- [Exercise objective]: Scan the material below for lines with the word "animals" and report how many there are, with nothing added.

** start of Provided information **

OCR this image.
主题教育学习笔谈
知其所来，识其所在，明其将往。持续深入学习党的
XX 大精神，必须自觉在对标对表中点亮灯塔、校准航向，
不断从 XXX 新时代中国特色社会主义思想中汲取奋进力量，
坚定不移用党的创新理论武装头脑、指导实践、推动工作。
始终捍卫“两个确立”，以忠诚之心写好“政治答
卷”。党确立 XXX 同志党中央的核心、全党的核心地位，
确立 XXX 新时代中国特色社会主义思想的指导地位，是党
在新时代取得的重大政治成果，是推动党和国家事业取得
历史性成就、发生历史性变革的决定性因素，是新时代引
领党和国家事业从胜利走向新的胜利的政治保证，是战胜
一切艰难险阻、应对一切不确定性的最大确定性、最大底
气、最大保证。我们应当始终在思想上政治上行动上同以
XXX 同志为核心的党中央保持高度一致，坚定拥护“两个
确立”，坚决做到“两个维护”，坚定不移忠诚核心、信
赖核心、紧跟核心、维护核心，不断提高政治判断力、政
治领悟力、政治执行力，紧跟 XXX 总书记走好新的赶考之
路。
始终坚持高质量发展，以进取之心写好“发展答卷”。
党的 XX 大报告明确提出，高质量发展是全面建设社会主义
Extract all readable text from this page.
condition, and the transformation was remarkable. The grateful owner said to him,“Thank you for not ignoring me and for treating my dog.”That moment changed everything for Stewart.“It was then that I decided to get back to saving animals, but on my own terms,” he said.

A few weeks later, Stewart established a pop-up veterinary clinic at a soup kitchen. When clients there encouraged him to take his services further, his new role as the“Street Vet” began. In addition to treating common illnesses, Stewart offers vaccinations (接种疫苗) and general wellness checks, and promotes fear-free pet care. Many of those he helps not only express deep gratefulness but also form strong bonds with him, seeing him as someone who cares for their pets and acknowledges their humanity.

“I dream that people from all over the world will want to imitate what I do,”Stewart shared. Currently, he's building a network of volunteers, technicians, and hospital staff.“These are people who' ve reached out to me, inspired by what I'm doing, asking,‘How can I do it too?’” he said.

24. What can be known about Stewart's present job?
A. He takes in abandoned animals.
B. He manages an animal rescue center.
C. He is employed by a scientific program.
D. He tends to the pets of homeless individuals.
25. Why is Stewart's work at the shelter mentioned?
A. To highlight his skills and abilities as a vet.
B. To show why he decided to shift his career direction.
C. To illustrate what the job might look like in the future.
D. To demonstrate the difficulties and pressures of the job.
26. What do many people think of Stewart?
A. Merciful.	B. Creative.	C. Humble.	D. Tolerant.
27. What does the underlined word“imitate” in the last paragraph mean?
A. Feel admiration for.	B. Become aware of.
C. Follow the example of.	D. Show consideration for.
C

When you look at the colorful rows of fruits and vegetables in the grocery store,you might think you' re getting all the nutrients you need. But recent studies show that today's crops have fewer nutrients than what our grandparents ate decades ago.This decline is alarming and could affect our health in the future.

** end of Provided information **

- [Output for this exercise]: 2